### WHAT YOU SHOULD DO
Go through the listing and set it down exactly, leaving out its pictures.

### MATERIAL PROVIDED

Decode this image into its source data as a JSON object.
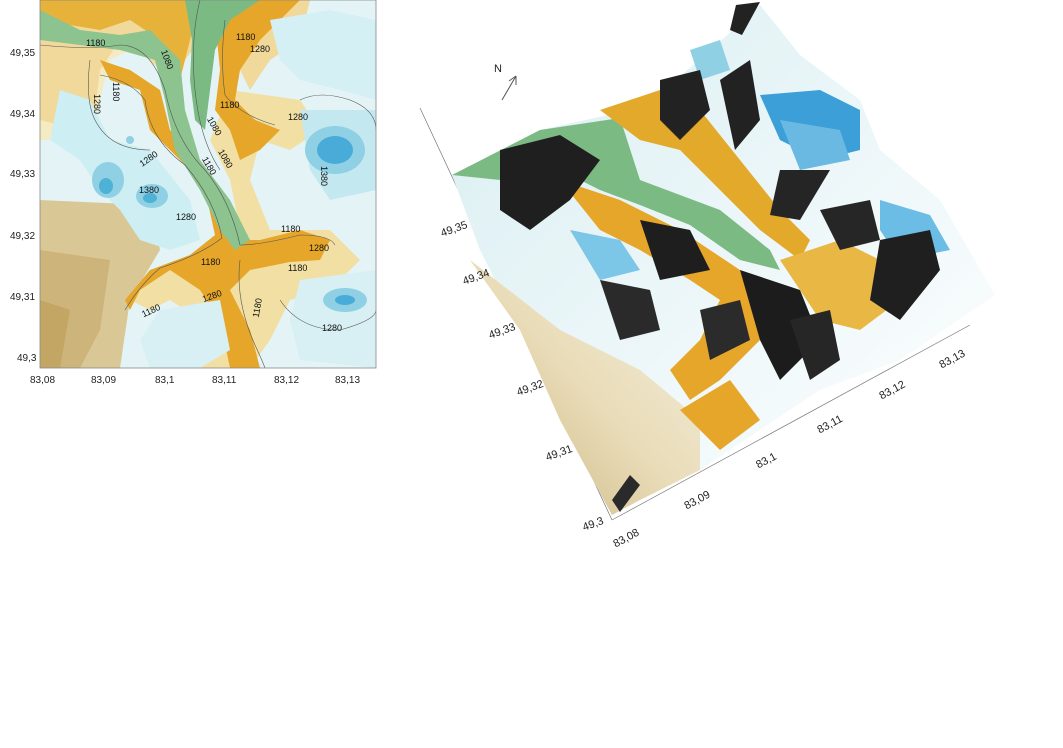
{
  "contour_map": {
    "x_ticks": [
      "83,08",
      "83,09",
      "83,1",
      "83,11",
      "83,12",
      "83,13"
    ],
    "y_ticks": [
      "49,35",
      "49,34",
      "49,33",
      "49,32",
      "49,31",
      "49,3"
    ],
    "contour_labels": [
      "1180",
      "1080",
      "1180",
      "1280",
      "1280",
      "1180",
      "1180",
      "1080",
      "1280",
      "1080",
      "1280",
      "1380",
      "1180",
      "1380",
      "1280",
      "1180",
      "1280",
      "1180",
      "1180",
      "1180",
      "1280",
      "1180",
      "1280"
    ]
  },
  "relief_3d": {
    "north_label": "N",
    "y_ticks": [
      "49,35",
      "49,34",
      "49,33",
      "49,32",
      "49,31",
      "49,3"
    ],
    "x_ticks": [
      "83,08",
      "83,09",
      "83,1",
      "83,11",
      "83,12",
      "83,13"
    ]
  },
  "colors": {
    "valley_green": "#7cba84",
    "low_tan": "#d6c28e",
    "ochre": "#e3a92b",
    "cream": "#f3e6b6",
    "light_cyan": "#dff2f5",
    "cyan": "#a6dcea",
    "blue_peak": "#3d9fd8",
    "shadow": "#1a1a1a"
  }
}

### EXERCISE RESPONSE
Decode this image into its source data as a JSON object.
{
  "contour_map": {
    "x_ticks": [
      "83,08",
      "83,09",
      "83,1",
      "83,11",
      "83,12",
      "83,13"
    ],
    "y_ticks": [
      "49,35",
      "49,34",
      "49,33",
      "49,32",
      "49,31",
      "49,3"
    ],
    "contour_labels": [
      "1180",
      "1080",
      "1180",
      "1280",
      "1280",
      "1180",
      "1180",
      "1080",
      "1280",
      "1080",
      "1280",
      "1380",
      "1180",
      "1380",
      "1280",
      "1180",
      "1280",
      "1180",
      "1180",
      "1180",
      "1280",
      "1180",
      "1280"
    ]
  },
  "relief_3d": {
    "north_label": "N",
    "y_ticks": [
      "49,35",
      "49,34",
      "49,33",
      "49,32",
      "49,31",
      "49,3"
    ],
    "x_ticks": [
      "83,08",
      "83,09",
      "83,1",
      "83,11",
      "83,12",
      "83,13"
    ]
  },
  "colors": {
    "valley_green": "#7cba84",
    "low_tan": "#d6c28e",
    "ochre": "#e3a92b",
    "cream": "#f3e6b6",
    "light_cyan": "#dff2f5",
    "cyan": "#a6dcea",
    "blue_peak": "#3d9fd8",
    "shadow": "#1a1a1a"
  }
}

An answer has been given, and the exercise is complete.